[Some records]
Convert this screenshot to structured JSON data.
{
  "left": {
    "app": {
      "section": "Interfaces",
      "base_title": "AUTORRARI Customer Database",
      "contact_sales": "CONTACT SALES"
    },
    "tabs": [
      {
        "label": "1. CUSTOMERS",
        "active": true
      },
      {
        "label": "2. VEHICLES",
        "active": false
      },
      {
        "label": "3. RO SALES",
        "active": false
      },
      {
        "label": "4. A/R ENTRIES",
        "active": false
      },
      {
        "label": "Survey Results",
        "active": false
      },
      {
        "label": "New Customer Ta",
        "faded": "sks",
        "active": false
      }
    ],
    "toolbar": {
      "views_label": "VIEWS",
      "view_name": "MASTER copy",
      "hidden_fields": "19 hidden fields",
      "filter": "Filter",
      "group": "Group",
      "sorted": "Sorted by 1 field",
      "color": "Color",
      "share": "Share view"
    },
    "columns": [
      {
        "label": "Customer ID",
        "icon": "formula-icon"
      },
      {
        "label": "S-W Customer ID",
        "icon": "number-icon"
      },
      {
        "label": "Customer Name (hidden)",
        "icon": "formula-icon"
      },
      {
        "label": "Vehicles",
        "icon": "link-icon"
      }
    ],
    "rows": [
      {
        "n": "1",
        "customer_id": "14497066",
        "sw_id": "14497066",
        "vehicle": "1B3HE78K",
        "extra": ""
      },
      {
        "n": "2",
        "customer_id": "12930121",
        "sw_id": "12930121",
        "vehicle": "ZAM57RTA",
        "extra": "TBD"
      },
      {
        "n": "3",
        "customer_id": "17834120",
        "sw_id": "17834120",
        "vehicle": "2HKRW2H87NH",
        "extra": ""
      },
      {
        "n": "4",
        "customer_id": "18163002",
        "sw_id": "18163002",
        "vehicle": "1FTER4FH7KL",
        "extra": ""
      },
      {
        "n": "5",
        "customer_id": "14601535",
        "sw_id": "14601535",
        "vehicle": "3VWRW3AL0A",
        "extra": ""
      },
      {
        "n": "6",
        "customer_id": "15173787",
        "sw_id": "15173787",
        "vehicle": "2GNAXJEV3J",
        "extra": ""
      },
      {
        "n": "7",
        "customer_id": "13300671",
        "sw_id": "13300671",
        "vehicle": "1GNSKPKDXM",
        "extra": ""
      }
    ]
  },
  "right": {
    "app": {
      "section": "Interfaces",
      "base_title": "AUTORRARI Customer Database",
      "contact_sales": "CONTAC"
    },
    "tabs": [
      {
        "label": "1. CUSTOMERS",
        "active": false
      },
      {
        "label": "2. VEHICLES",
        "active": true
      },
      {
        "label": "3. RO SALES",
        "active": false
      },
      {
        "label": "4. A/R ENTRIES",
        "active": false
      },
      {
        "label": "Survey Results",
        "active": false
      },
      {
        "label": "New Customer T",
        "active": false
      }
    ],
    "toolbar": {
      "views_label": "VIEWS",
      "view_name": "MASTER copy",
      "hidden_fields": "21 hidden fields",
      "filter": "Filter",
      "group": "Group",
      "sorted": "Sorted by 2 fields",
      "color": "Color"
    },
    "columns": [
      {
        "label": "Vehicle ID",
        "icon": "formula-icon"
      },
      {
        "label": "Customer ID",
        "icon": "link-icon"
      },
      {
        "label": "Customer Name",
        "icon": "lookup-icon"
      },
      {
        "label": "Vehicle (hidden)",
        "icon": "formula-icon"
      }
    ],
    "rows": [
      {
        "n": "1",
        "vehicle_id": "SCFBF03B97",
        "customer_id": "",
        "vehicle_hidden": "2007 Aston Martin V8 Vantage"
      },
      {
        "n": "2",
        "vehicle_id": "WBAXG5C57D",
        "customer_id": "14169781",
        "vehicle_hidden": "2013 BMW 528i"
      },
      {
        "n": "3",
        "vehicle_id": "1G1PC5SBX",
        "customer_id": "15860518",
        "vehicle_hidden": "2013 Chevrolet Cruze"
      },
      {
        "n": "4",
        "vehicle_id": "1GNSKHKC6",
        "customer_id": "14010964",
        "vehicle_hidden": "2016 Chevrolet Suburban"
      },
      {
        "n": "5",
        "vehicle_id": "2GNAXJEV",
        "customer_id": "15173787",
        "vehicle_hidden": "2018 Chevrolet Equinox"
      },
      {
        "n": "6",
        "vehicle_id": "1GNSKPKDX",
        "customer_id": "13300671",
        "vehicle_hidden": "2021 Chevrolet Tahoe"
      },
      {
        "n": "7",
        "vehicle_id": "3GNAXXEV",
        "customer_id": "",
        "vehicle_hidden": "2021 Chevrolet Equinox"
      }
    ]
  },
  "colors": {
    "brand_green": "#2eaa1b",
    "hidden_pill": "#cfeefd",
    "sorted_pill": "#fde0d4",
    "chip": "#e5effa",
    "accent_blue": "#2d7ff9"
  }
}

### Required work
Print the whole listing exactly as it is.

### Output below
Convert this screenshot to structured JSON data.
{
  "left": {
    "app": {
      "section": "Interfaces",
      "base_title": "AUTORRARI Customer Database",
      "contact_sales": "CONTACT SALES"
    },
    "tabs": [
      {
        "label": "1. CUSTOMERS",
        "active": true
      },
      {
        "label": "2. VEHICLES",
        "active": false
      },
      {
        "label": "3. RO SALES",
        "active": false
      },
      {
        "label": "4. A/R ENTRIES",
        "active": false
      },
      {
        "label": "Survey Results",
        "active": false
      },
      {
        "label": "New Customer Ta",
        "faded": "sks",
        "active": false
      }
    ],
    "toolbar": {
      "views_label": "VIEWS",
      "view_name": "MASTER copy",
      "hidden_fields": "19 hidden fields",
      "filter": "Filter",
      "group": "Group",
      "sorted": "Sorted by 1 field",
      "color": "Color",
      "share": "Share view"
    },
    "columns": [
      {
        "label": "Customer ID",
        "icon": "formula-icon"
      },
      {
        "label": "S-W Customer ID",
        "icon": "number-icon"
      },
      {
        "label": "Customer Name (hidden)",
        "icon": "formula-icon"
      },
      {
        "label": "Vehicles",
        "icon": "link-icon"
      }
    ],
    "rows": [
      {
        "n": "1",
        "customer_id": "14497066",
        "sw_id": "14497066",
        "vehicle": "1B3HE78K",
        "extra": ""
      },
      {
        "n": "2",
        "customer_id": "12930121",
        "sw_id": "12930121",
        "vehicle": "ZAM57RTA",
        "extra": "TBD"
      },
      {
        "n": "3",
        "customer_id": "17834120",
        "sw_id": "17834120",
        "vehicle": "2HKRW2H87NH",
        "extra": ""
      },
      {
        "n": "4",
        "customer_id": "18163002",
        "sw_id": "18163002",
        "vehicle": "1FTER4FH7KL",
        "extra": ""
      },
      {
        "n": "5",
        "customer_id": "14601535",
        "sw_id": "14601535",
        "vehicle": "3VWRW3AL0A",
        "extra": ""
      },
      {
        "n": "6",
        "customer_id": "15173787",
        "sw_id": "15173787",
        "vehicle": "2GNAXJEV3J",
        "extra": ""
      },
      {
        "n": "7",
        "customer_id": "13300671",
        "sw_id": "13300671",
        "vehicle": "1GNSKPKDXM",
        "extra": ""
      }
    ]
  },
  "right": {
    "app": {
      "section": "Interfaces",
      "base_title": "AUTORRARI Customer Database",
      "contact_sales": "CONTAC"
    },
    "tabs": [
      {
        "label": "1. CUSTOMERS",
        "active": false
      },
      {
        "label": "2. VEHICLES",
        "active": true
      },
      {
        "label": "3. RO SALES",
        "active": false
      },
      {
        "label": "4. A/R ENTRIES",
        "active": false
      },
      {
        "label": "Survey Results",
        "active": false
      },
      {
        "label": "New Customer T",
        "active": false
      }
    ],
    "toolbar": {
      "views_label": "VIEWS",
      "view_name": "MASTER copy",
      "hidden_fields": "21 hidden fields",
      "filter": "Filter",
      "group": "Group",
      "sorted": "Sorted by 2 fields",
      "color": "Color"
    },
    "columns": [
      {
        "label": "Vehicle ID",
        "icon": "formula-icon"
      },
      {
        "label": "Customer ID",
        "icon": "link-icon"
      },
      {
        "label": "Customer Name",
        "icon": "lookup-icon"
      },
      {
        "label": "Vehicle (hidden)",
        "icon": "formula-icon"
      }
    ],
    "rows": [
      {
        "n": "1",
        "vehicle_id": "SCFBF03B97",
        "customer_id": "",
        "vehicle_hidden": "2007 Aston Martin V8 Vantage"
      },
      {
        "n": "2",
        "vehicle_id": "WBAXG5C57D",
        "customer_id": "14169781",
        "vehicle_hidden": "2013 BMW 528i"
      },
      {
        "n": "3",
        "vehicle_id": "1G1PC5SBX",
        "customer_id": "15860518",
        "vehicle_hidden": "2013 Chevrolet Cruze"
      },
      {
        "n": "4",
        "vehicle_id": "1GNSKHKC6",
        "customer_id": "14010964",
        "vehicle_hidden": "2016 Chevrolet Suburban"
      },
      {
        "n": "5",
        "vehicle_id": "2GNAXJEV",
        "customer_id": "15173787",
        "vehicle_hidden": "2018 Chevrolet Equinox"
      },
      {
        "n": "6",
        "vehicle_id": "1GNSKPKDX",
        "customer_id": "13300671",
        "vehicle_hidden": "2021 Chevrolet Tahoe"
      },
      {
        "n": "7",
        "vehicle_id": "3GNAXXEV",
        "customer_id": "",
        "vehicle_hidden": "2021 Chevrolet Equinox"
      }
    ]
  },
  "colors": {
    "brand_green": "#2eaa1b",
    "hidden_pill": "#cfeefd",
    "sorted_pill": "#fde0d4",
    "chip": "#e5effa",
    "accent_blue": "#2d7ff9"
  }
}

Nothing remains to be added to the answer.